▸ **TASK DIRECTIONS**: Each entry that follows is to be retyped exactly. Pictures do not belong in the copy.

· · · · · · ·

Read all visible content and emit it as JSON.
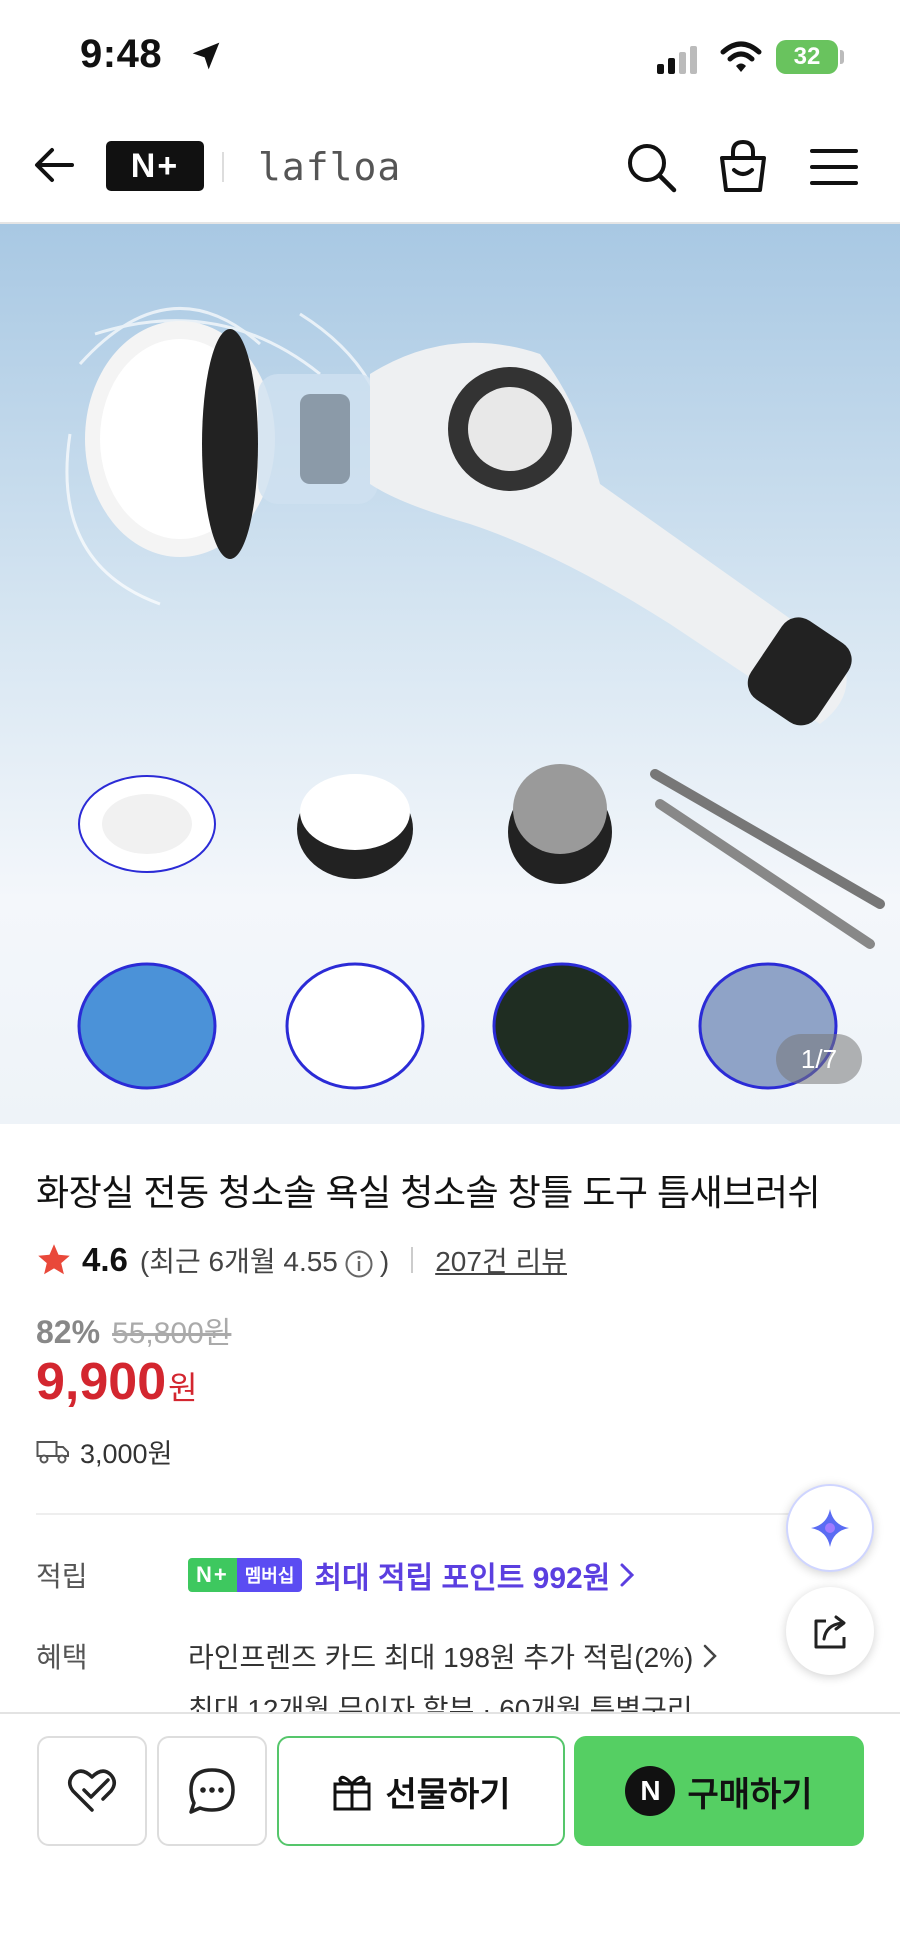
{
  "status_bar": {
    "time": "9:48",
    "battery": "32"
  },
  "header": {
    "logo": "N+",
    "store_name": "lafloa"
  },
  "product": {
    "image_counter": "1/7",
    "title": "화장실 전동 청소솔 욕실 청소솔 창틀 도구 틈새브러쉬",
    "rating": "4.6",
    "recent_rating_prefix": "(최근 6개월 4.55",
    "recent_rating_suffix": ")",
    "review_link": "207건 리뷰",
    "discount_rate": "82%",
    "original_price": "55,800원",
    "sale_price": "9,900",
    "price_unit": "원",
    "shipping_fee": "3,000원"
  },
  "points": {
    "label": "적립",
    "badge_np": "N+",
    "badge_member": "멤버십",
    "text": "최대 적립 포인트 992원"
  },
  "benefits": {
    "label": "혜택",
    "line1": "라인프렌즈 카드 최대 198원 추가 적립(2%)",
    "line2": "최대 12개월 무이자 할부 · 60개월 특별구리"
  },
  "bottom_bar": {
    "gift_label": "선물하기",
    "buy_label": "구매하기",
    "buy_icon_letter": "N"
  },
  "colors": {
    "sale_red": "#d3262f",
    "point_purple": "#5b3fe0",
    "buy_green": "#55cf63",
    "np_green": "#3ec85f"
  },
  "icons": [
    "location-arrow-icon",
    "signal-icon",
    "wifi-icon",
    "battery-icon",
    "back-arrow-icon",
    "search-icon",
    "shopping-bag-icon",
    "hamburger-menu-icon",
    "star-icon",
    "info-icon",
    "truck-icon",
    "chevron-right-icon",
    "ai-sparkle-icon",
    "share-icon",
    "heart-check-icon",
    "chat-bubble-icon",
    "gift-icon"
  ]
}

· · · · · · ·

▸ **SOLUTION FOR THIS PROBLEM**:
Read all visible content and emit it as JSON.
{
  "status_bar": {
    "time": "9:48",
    "battery": "32"
  },
  "header": {
    "logo": "N+",
    "store_name": "lafloa"
  },
  "product": {
    "image_counter": "1/7",
    "title": "화장실 전동 청소솔 욕실 청소솔 창틀 도구 틈새브러쉬",
    "rating": "4.6",
    "recent_rating_prefix": "(최근 6개월 4.55",
    "recent_rating_suffix": ")",
    "review_link": "207건 리뷰",
    "discount_rate": "82%",
    "original_price": "55,800원",
    "sale_price": "9,900",
    "price_unit": "원",
    "shipping_fee": "3,000원"
  },
  "points": {
    "label": "적립",
    "badge_np": "N+",
    "badge_member": "멤버십",
    "text": "최대 적립 포인트 992원"
  },
  "benefits": {
    "label": "혜택",
    "line1": "라인프렌즈 카드 최대 198원 추가 적립(2%)",
    "line2": "최대 12개월 무이자 할부 · 60개월 특별구리"
  },
  "bottom_bar": {
    "gift_label": "선물하기",
    "buy_label": "구매하기",
    "buy_icon_letter": "N"
  },
  "colors": {
    "sale_red": "#d3262f",
    "point_purple": "#5b3fe0",
    "buy_green": "#55cf63",
    "np_green": "#3ec85f"
  },
  "icons": [
    "location-arrow-icon",
    "signal-icon",
    "wifi-icon",
    "battery-icon",
    "back-arrow-icon",
    "search-icon",
    "shopping-bag-icon",
    "hamburger-menu-icon",
    "star-icon",
    "info-icon",
    "truck-icon",
    "chevron-right-icon",
    "ai-sparkle-icon",
    "share-icon",
    "heart-check-icon",
    "chat-bubble-icon",
    "gift-icon"
  ]
}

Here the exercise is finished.